> _Directions_
Give the data again exactly as written, skipping any pictures.
[start of Records for processing]
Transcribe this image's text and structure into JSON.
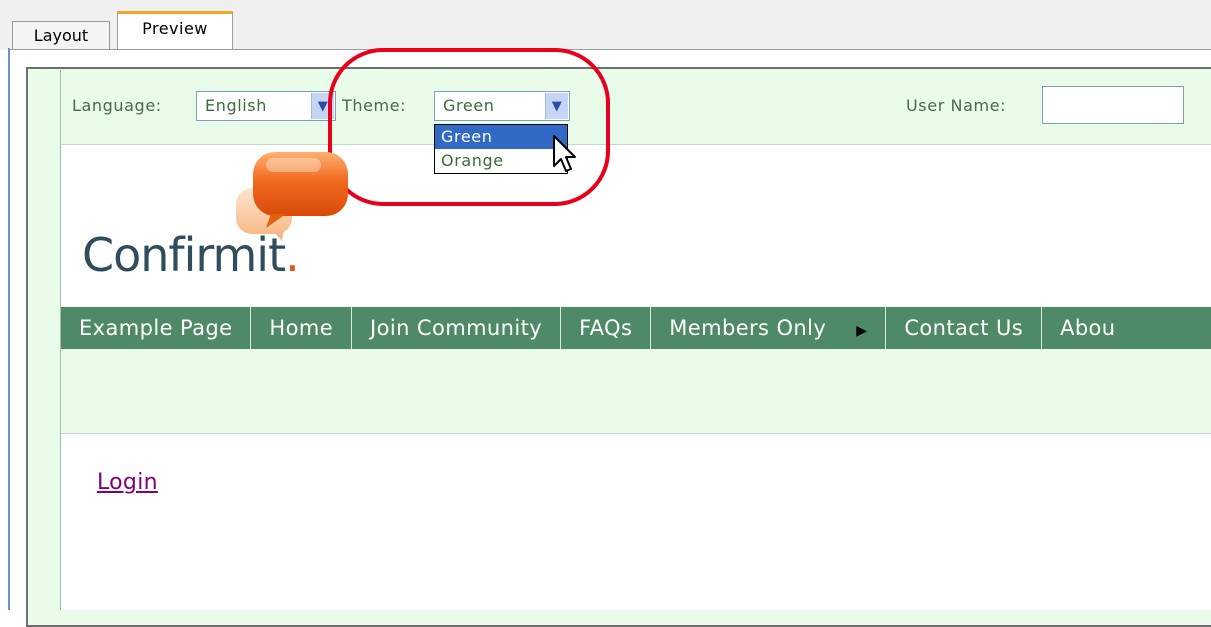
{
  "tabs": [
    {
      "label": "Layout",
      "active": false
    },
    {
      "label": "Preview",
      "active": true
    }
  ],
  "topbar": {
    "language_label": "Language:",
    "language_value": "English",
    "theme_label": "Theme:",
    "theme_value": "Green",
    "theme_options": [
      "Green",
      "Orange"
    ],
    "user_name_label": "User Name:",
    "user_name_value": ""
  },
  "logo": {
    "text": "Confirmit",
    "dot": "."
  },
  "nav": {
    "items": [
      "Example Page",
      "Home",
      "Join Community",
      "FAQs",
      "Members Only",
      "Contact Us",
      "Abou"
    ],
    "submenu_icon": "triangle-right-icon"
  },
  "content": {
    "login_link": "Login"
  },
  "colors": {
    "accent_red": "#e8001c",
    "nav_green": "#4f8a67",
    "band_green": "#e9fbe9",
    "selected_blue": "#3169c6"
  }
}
[end of Records for processing]
> _Solution to the problem_
Transcribe this image's text and structure into JSON.
{
  "tabs": [
    {
      "label": "Layout",
      "active": false
    },
    {
      "label": "Preview",
      "active": true
    }
  ],
  "topbar": {
    "language_label": "Language:",
    "language_value": "English",
    "theme_label": "Theme:",
    "theme_value": "Green",
    "theme_options": [
      "Green",
      "Orange"
    ],
    "user_name_label": "User Name:",
    "user_name_value": ""
  },
  "logo": {
    "text": "Confirmit",
    "dot": "."
  },
  "nav": {
    "items": [
      "Example Page",
      "Home",
      "Join Community",
      "FAQs",
      "Members Only",
      "Contact Us",
      "Abou"
    ],
    "submenu_icon": "triangle-right-icon"
  },
  "content": {
    "login_link": "Login"
  },
  "colors": {
    "accent_red": "#e8001c",
    "nav_green": "#4f8a67",
    "band_green": "#e9fbe9",
    "selected_blue": "#3169c6"
  }
}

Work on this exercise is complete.